*WRITTEN INSTRUCTION*.
Set down each entry exactly as given; pictures should not appear in the copy.

*EXTRACTED RECORDS*.
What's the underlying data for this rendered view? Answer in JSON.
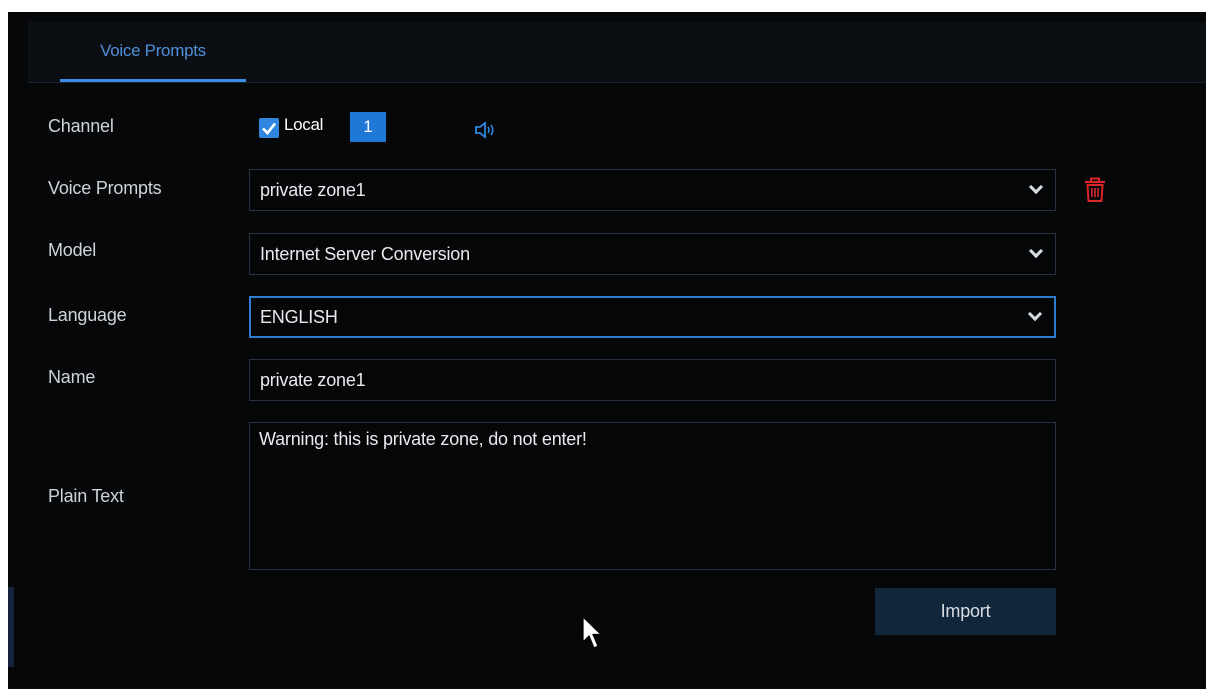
{
  "tabs": [
    {
      "label": "Voice Prompts",
      "active": true
    }
  ],
  "form": {
    "channel": {
      "label": "Channel",
      "local_checked": true,
      "local_label": "Local",
      "channel_number": "1"
    },
    "voice_prompts": {
      "label": "Voice Prompts",
      "value": "private zone1"
    },
    "model": {
      "label": "Model",
      "value": "Internet Server Conversion"
    },
    "language": {
      "label": "Language",
      "value": "ENGLISH"
    },
    "name": {
      "label": "Name",
      "value": "private zone1"
    },
    "plain_text": {
      "label": "Plain Text",
      "value": "Warning: this is private zone, do not enter!"
    },
    "import_label": "Import"
  },
  "icons": {
    "speaker": "speaker-icon",
    "delete": "trash-icon",
    "dropdown": "chevron-down-icon",
    "checkbox": "checkmark-icon",
    "cursor": "mouse-pointer-icon"
  },
  "colors": {
    "accent": "#2f87e0",
    "background": "#060709",
    "delete": "#d8262a",
    "button": "#12263b"
  }
}
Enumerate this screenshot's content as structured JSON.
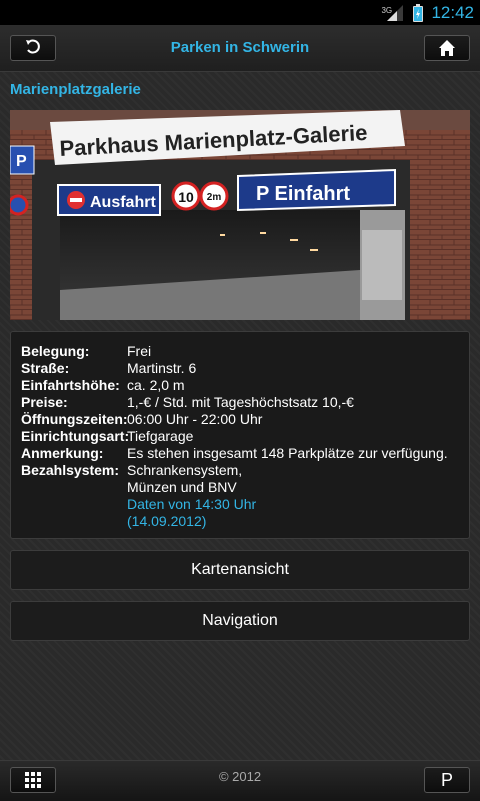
{
  "status_bar": {
    "network": "3G",
    "time": "12:42"
  },
  "header": {
    "title": "Parken in Schwerin",
    "back_icon": "back-arrow-icon",
    "home_icon": "home-icon"
  },
  "facility": {
    "name": "Marienplatzgalerie",
    "photo": {
      "sign_main": "Parkhaus Marienplatz-Galerie",
      "sign_exit": "Ausfahrt",
      "sign_entry": "P Einfahrt",
      "limit_speed": "10",
      "limit_height": "2m",
      "side_sign": "P"
    },
    "details": [
      {
        "label": "Belegung:",
        "lines": [
          "Frei"
        ]
      },
      {
        "label": "Straße:",
        "lines": [
          "Martinstr. 6"
        ]
      },
      {
        "label": "Einfahrtshöhe:",
        "lines": [
          "ca. 2,0 m"
        ]
      },
      {
        "label": "Preise:",
        "lines": [
          "1,-€ / Std. mit Tageshöchstsatz 10,-€"
        ]
      },
      {
        "label": "Öffnungszeiten:",
        "lines": [
          "06:00 Uhr - 22:00 Uhr"
        ]
      },
      {
        "label": "Einrichtungsart:",
        "lines": [
          "Tiefgarage"
        ]
      },
      {
        "label": "Anmerkung:",
        "lines": [
          "Es stehen insgesamt 148 Parkplätze zur verfügung."
        ]
      },
      {
        "label": "Bezahlsystem:",
        "lines": [
          "Schrankensystem,",
          "Münzen und BNV"
        ]
      }
    ],
    "data_source": {
      "line1": "Daten von 14:30 Uhr",
      "line2": "(14.09.2012)"
    }
  },
  "actions": {
    "map_view": "Kartenansicht",
    "navigation": "Navigation"
  },
  "footer": {
    "copyright": "© 2012",
    "grid_icon": "grid-icon",
    "parking_label": "P"
  },
  "colors": {
    "accent": "#33b5e5",
    "background": "#2a2a2a",
    "panel": "#1a1a1a"
  }
}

*THE COMPLETED TASK*.
What's the underlying data for this rendered view? Answer in JSON.
{
  "tabs": [
    {
      "label": "Voice Prompts",
      "active": true
    }
  ],
  "form": {
    "channel": {
      "label": "Channel",
      "local_checked": true,
      "local_label": "Local",
      "channel_number": "1"
    },
    "voice_prompts": {
      "label": "Voice Prompts",
      "value": "private zone1"
    },
    "model": {
      "label": "Model",
      "value": "Internet Server Conversion"
    },
    "language": {
      "label": "Language",
      "value": "ENGLISH"
    },
    "name": {
      "label": "Name",
      "value": "private zone1"
    },
    "plain_text": {
      "label": "Plain Text",
      "value": "Warning: this is private zone, do not enter!"
    },
    "import_label": "Import"
  },
  "icons": {
    "speaker": "speaker-icon",
    "delete": "trash-icon",
    "dropdown": "chevron-down-icon",
    "checkbox": "checkmark-icon",
    "cursor": "mouse-pointer-icon"
  },
  "colors": {
    "accent": "#2f87e0",
    "background": "#060709",
    "delete": "#d8262a",
    "button": "#12263b"
  }
}
Enumerate this screenshot's content as structured JSON.
{
  "status_bar": {
    "network": "3G",
    "time": "12:42"
  },
  "header": {
    "title": "Parken in Schwerin",
    "back_icon": "back-arrow-icon",
    "home_icon": "home-icon"
  },
  "facility": {
    "name": "Marienplatzgalerie",
    "photo": {
      "sign_main": "Parkhaus Marienplatz-Galerie",
      "sign_exit": "Ausfahrt",
      "sign_entry": "P Einfahrt",
      "limit_speed": "10",
      "limit_height": "2m",
      "side_sign": "P"
    },
    "details": [
      {
        "label": "Belegung:",
        "lines": [
          "Frei"
        ]
      },
      {
        "label": "Straße:",
        "lines": [
          "Martinstr. 6"
        ]
      },
      {
        "label": "Einfahrtshöhe:",
        "lines": [
          "ca. 2,0 m"
        ]
      },
      {
        "label": "Preise:",
        "lines": [
          "1,-€ / Std. mit Tageshöchstsatz 10,-€"
        ]
      },
      {
        "label": "Öffnungszeiten:",
        "lines": [
          "06:00 Uhr - 22:00 Uhr"
        ]
      },
      {
        "label": "Einrichtungsart:",
        "lines": [
          "Tiefgarage"
        ]
      },
      {
        "label": "Anmerkung:",
        "lines": [
          "Es stehen insgesamt 148 Parkplätze zur verfügung."
        ]
      },
      {
        "label": "Bezahlsystem:",
        "lines": [
          "Schrankensystem,",
          "Münzen und BNV"
        ]
      }
    ],
    "data_source": {
      "line1": "Daten von 14:30 Uhr",
      "line2": "(14.09.2012)"
    }
  },
  "actions": {
    "map_view": "Kartenansicht",
    "navigation": "Navigation"
  },
  "footer": {
    "copyright": "© 2012",
    "grid_icon": "grid-icon",
    "parking_label": "P"
  },
  "colors": {
    "accent": "#33b5e5",
    "background": "#2a2a2a",
    "panel": "#1a1a1a"
  }
}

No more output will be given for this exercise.